# [WHAT YOU NEED TO DO]
Output nothing but the lines from the line with "Give me a plain-text" through the end of the listing below, both ends included.
↓↓↓
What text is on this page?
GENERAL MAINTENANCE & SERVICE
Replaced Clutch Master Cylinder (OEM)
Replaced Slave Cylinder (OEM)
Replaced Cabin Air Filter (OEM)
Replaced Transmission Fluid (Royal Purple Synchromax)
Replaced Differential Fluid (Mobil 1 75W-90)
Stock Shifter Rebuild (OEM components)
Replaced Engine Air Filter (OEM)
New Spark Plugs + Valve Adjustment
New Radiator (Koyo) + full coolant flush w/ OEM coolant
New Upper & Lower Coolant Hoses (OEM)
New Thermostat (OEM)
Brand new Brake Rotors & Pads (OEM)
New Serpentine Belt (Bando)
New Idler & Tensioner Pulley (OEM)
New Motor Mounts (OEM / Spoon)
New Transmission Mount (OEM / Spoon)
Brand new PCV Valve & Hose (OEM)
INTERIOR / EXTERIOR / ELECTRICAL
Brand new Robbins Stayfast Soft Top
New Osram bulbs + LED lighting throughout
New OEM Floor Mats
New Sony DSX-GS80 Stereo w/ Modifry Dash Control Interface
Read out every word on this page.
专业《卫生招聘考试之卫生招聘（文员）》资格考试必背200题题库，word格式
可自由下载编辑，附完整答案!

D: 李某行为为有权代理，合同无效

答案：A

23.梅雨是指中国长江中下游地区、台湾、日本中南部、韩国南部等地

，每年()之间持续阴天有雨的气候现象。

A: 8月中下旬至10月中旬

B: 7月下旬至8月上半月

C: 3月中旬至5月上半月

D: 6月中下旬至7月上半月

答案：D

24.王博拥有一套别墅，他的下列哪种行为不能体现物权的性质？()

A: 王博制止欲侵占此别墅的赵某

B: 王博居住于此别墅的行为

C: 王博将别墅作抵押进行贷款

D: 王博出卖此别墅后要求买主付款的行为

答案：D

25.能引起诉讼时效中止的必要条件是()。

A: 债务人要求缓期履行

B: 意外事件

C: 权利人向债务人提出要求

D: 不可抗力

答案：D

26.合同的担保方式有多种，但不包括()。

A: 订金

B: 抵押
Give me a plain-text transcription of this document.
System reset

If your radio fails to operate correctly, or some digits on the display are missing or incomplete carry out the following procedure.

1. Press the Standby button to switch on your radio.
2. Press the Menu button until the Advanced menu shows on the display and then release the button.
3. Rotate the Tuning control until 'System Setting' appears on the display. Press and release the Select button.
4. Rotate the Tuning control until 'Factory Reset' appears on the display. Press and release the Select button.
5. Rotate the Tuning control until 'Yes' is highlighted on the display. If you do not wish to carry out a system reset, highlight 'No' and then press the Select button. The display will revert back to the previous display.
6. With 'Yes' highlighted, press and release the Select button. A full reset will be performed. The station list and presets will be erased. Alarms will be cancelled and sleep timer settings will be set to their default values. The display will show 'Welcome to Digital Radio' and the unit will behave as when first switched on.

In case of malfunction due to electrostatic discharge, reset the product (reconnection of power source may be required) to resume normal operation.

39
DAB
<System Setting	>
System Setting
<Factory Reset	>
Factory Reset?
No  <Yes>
↑↑↑
# [CORRECT OUTPUT]
Give me a plain-text transcription of this document.
System reset

If your radio fails to operate correctly, or some digits on the display are missing or incomplete carry out the following procedure.

1. Press the Standby button to switch on your radio.
2. Press the Menu button until the Advanced menu shows on the display and then release the button.
3. Rotate the Tuning control until 'System Setting' appears on the display. Press and release the Select button.
4. Rotate the Tuning control until 'Factory Reset' appears on the display. Press and release the Select button.
5. Rotate the Tuning control until 'Yes' is highlighted on the display. If you do not wish to carry out a system reset, highlight 'No' and then press the Select button. The display will revert back to the previous display.
6. With 'Yes' highlighted, press and release the Select button. A full reset will be performed. The station list and presets will be erased. Alarms will be cancelled and sleep timer settings will be set to their default values. The display will show 'Welcome to Digital Radio' and the unit will behave as when first switched on.

In case of malfunction due to electrostatic discharge, reset the product (reconnection of power source may be required) to resume normal operation.

39
DAB
<System Setting	>
System Setting
<Factory Reset	>
Factory Reset?
No  <Yes>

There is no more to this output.